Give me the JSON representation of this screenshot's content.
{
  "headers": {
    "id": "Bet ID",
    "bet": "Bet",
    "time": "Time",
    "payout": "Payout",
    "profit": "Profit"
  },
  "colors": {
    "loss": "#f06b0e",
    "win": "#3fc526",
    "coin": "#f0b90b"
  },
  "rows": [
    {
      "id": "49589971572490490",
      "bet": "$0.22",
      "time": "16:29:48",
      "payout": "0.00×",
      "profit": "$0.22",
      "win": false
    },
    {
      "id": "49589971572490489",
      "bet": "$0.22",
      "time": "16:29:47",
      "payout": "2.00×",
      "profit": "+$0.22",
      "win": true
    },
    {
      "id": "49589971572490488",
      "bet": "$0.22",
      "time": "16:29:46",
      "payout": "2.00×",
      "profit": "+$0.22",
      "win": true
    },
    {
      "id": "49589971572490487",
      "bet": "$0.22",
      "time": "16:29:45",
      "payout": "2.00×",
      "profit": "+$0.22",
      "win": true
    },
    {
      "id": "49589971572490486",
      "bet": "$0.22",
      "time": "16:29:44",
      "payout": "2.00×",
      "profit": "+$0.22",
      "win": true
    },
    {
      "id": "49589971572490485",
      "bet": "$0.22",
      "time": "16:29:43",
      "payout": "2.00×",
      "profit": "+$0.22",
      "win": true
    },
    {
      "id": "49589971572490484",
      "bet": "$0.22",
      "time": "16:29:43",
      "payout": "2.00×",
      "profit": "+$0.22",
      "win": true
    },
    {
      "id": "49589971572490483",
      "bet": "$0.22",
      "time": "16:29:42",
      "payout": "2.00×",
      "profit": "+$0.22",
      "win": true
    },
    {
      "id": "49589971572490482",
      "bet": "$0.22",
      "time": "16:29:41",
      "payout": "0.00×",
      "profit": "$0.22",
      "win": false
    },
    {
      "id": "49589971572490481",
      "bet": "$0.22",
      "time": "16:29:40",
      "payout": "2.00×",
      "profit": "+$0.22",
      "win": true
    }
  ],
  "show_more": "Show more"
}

* * * *

§ TASK TO COMPLETE: Copy every record above exactly as it appears.

§ THE RESULT:
Give me the JSON representation of this screenshot's content.
{
  "headers": {
    "id": "Bet ID",
    "bet": "Bet",
    "time": "Time",
    "payout": "Payout",
    "profit": "Profit"
  },
  "colors": {
    "loss": "#f06b0e",
    "win": "#3fc526",
    "coin": "#f0b90b"
  },
  "rows": [
    {
      "id": "49589971572490490",
      "bet": "$0.22",
      "time": "16:29:48",
      "payout": "0.00×",
      "profit": "$0.22",
      "win": false
    },
    {
      "id": "49589971572490489",
      "bet": "$0.22",
      "time": "16:29:47",
      "payout": "2.00×",
      "profit": "+$0.22",
      "win": true
    },
    {
      "id": "49589971572490488",
      "bet": "$0.22",
      "time": "16:29:46",
      "payout": "2.00×",
      "profit": "+$0.22",
      "win": true
    },
    {
      "id": "49589971572490487",
      "bet": "$0.22",
      "time": "16:29:45",
      "payout": "2.00×",
      "profit": "+$0.22",
      "win": true
    },
    {
      "id": "49589971572490486",
      "bet": "$0.22",
      "time": "16:29:44",
      "payout": "2.00×",
      "profit": "+$0.22",
      "win": true
    },
    {
      "id": "49589971572490485",
      "bet": "$0.22",
      "time": "16:29:43",
      "payout": "2.00×",
      "profit": "+$0.22",
      "win": true
    },
    {
      "id": "49589971572490484",
      "bet": "$0.22",
      "time": "16:29:43",
      "payout": "2.00×",
      "profit": "+$0.22",
      "win": true
    },
    {
      "id": "49589971572490483",
      "bet": "$0.22",
      "time": "16:29:42",
      "payout": "2.00×",
      "profit": "+$0.22",
      "win": true
    },
    {
      "id": "49589971572490482",
      "bet": "$0.22",
      "time": "16:29:41",
      "payout": "0.00×",
      "profit": "$0.22",
      "win": false
    },
    {
      "id": "49589971572490481",
      "bet": "$0.22",
      "time": "16:29:40",
      "payout": "2.00×",
      "profit": "+$0.22",
      "win": true
    }
  ],
  "show_more": "Show more"
}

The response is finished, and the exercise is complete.